Alıştırma = Aşağıdaki verilerde geçen her "bar-end-cap" ifadesini "bar-cap" ile değiştirin. Satırların geri kalanını hiç değiştirmeden yeniden yazın.

Girdi Verileri =
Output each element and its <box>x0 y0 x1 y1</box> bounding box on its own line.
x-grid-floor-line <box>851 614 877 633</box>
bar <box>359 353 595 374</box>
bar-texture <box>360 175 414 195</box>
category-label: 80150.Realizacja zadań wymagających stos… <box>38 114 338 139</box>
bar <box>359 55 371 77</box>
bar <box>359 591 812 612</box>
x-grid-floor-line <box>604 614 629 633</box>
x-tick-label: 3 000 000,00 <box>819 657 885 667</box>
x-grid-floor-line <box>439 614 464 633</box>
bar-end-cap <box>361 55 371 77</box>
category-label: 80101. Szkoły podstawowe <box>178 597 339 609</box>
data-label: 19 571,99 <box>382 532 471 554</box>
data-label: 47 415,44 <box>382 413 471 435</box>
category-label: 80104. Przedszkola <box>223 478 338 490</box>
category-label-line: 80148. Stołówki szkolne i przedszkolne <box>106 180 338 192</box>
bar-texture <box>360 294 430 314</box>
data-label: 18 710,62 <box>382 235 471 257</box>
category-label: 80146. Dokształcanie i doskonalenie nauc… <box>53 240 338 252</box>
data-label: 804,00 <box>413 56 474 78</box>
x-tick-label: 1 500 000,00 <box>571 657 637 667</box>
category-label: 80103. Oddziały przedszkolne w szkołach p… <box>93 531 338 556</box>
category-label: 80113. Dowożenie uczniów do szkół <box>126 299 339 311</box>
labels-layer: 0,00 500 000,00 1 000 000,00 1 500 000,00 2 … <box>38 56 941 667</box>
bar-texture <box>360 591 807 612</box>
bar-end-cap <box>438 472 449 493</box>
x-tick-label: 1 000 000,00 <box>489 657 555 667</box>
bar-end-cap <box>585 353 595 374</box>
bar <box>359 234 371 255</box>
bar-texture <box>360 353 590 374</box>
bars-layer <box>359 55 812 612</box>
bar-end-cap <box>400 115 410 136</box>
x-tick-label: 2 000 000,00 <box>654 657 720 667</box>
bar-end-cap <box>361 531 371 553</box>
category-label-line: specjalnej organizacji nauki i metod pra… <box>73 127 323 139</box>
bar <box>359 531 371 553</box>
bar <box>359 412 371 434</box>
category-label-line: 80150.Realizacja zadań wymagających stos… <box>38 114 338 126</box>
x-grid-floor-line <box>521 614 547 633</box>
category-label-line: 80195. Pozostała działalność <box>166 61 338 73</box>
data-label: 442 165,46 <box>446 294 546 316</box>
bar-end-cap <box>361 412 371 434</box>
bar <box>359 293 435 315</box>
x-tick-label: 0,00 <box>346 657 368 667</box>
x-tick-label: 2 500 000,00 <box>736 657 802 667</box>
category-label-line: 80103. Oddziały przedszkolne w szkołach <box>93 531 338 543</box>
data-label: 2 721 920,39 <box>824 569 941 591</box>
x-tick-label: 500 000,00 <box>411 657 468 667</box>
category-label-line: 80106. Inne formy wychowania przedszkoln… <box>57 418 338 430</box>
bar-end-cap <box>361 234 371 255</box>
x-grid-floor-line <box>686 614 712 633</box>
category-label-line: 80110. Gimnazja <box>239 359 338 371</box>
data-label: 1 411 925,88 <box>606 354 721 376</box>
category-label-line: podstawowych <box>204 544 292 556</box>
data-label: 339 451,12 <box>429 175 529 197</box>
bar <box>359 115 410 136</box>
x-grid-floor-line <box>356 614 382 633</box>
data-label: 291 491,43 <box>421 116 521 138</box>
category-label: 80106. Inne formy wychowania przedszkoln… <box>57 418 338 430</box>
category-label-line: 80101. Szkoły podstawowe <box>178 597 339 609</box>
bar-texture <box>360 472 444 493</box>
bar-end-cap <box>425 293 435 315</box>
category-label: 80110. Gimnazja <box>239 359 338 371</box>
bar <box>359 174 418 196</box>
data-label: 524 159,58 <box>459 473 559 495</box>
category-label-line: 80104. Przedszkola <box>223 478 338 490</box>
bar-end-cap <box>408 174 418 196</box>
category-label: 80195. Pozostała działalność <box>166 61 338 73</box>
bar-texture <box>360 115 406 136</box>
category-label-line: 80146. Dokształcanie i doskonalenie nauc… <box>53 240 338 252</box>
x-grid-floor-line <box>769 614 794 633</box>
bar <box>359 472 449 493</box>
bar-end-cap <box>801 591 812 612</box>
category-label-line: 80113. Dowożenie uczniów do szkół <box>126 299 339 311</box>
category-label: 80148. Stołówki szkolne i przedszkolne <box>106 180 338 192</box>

Alıştırmanın Cevabı =
Output each element and its <box>x0 y0 x1 y1</box> bounding box on its own line.
x-grid-floor-line <box>851 614 877 633</box>
bar <box>359 353 595 374</box>
bar-texture <box>360 175 414 195</box>
category-label: 80150.Realizacja zadań wymagających stos… <box>38 114 338 139</box>
bar <box>359 55 371 77</box>
bar <box>359 591 812 612</box>
x-grid-floor-line <box>604 614 629 633</box>
x-tick-label: 3 000 000,00 <box>819 657 885 667</box>
x-grid-floor-line <box>439 614 464 633</box>
bar-cap <box>361 55 371 77</box>
category-label: 80101. Szkoły podstawowe <box>178 597 339 609</box>
data-label: 19 571,99 <box>382 532 471 554</box>
data-label: 47 415,44 <box>382 413 471 435</box>
category-label: 80104. Przedszkola <box>223 478 338 490</box>
category-label-line: 80148. Stołówki szkolne i przedszkolne <box>106 180 338 192</box>
bar-texture <box>360 294 430 314</box>
data-label: 18 710,62 <box>382 235 471 257</box>
category-label: 80146. Dokształcanie i doskonalenie nauc… <box>53 240 338 252</box>
data-label: 804,00 <box>413 56 474 78</box>
x-tick-label: 1 500 000,00 <box>571 657 637 667</box>
category-label: 80103. Oddziały przedszkolne w szkołach p… <box>93 531 338 556</box>
category-label: 80113. Dowożenie uczniów do szkół <box>126 299 339 311</box>
labels-layer: 0,00 500 000,00 1 000 000,00 1 500 000,00 2 … <box>38 56 941 667</box>
bar-texture <box>360 591 807 612</box>
bar-cap <box>438 472 449 493</box>
x-tick-label: 1 000 000,00 <box>489 657 555 667</box>
bar-cap <box>585 353 595 374</box>
bar <box>359 234 371 255</box>
bar-texture <box>360 353 590 374</box>
bars-layer <box>359 55 812 612</box>
bar-cap <box>400 115 410 136</box>
x-tick-label: 2 000 000,00 <box>654 657 720 667</box>
bar-cap <box>361 531 371 553</box>
category-label-line: specjalnej organizacji nauki i metod pra… <box>73 127 323 139</box>
bar <box>359 531 371 553</box>
bar <box>359 412 371 434</box>
category-label-line: 80150.Realizacja zadań wymagających stos… <box>38 114 338 126</box>
x-grid-floor-line <box>521 614 547 633</box>
category-label-line: 80195. Pozostała działalność <box>166 61 338 73</box>
data-label: 442 165,46 <box>446 294 546 316</box>
bar-cap <box>361 412 371 434</box>
bar <box>359 293 435 315</box>
x-tick-label: 0,00 <box>346 657 368 667</box>
x-tick-label: 2 500 000,00 <box>736 657 802 667</box>
category-label-line: 80103. Oddziały przedszkolne w szkołach <box>93 531 338 543</box>
data-label: 2 721 920,39 <box>824 569 941 591</box>
x-tick-label: 500 000,00 <box>411 657 468 667</box>
category-label-line: 80106. Inne formy wychowania przedszkoln… <box>57 418 338 430</box>
bar-cap <box>361 234 371 255</box>
x-grid-floor-line <box>686 614 712 633</box>
category-label-line: 80110. Gimnazja <box>239 359 338 371</box>
data-label: 1 411 925,88 <box>606 354 721 376</box>
category-label-line: podstawowych <box>204 544 292 556</box>
data-label: 339 451,12 <box>429 175 529 197</box>
bar <box>359 115 410 136</box>
x-grid-floor-line <box>356 614 382 633</box>
data-label: 291 491,43 <box>421 116 521 138</box>
category-label: 80106. Inne formy wychowania przedszkoln… <box>57 418 338 430</box>
category-label-line: 80101. Szkoły podstawowe <box>178 597 339 609</box>
bar-texture <box>360 472 444 493</box>
bar-cap <box>425 293 435 315</box>
category-label: 80110. Gimnazja <box>239 359 338 371</box>
bar <box>359 174 418 196</box>
data-label: 524 159,58 <box>459 473 559 495</box>
category-label-line: 80104. Przedszkola <box>223 478 338 490</box>
bar-cap <box>408 174 418 196</box>
category-label: 80195. Pozostała działalność <box>166 61 338 73</box>
bar-texture <box>360 115 406 136</box>
category-label-line: 80146. Dokształcanie i doskonalenie nauc… <box>53 240 338 252</box>
x-grid-floor-line <box>769 614 794 633</box>
bar <box>359 472 449 493</box>
bar-cap <box>801 591 812 612</box>
category-label-line: 80113. Dowożenie uczniów do szkół <box>126 299 339 311</box>
category-label: 80148. Stołówki szkolne i przedszkolne <box>106 180 338 192</box>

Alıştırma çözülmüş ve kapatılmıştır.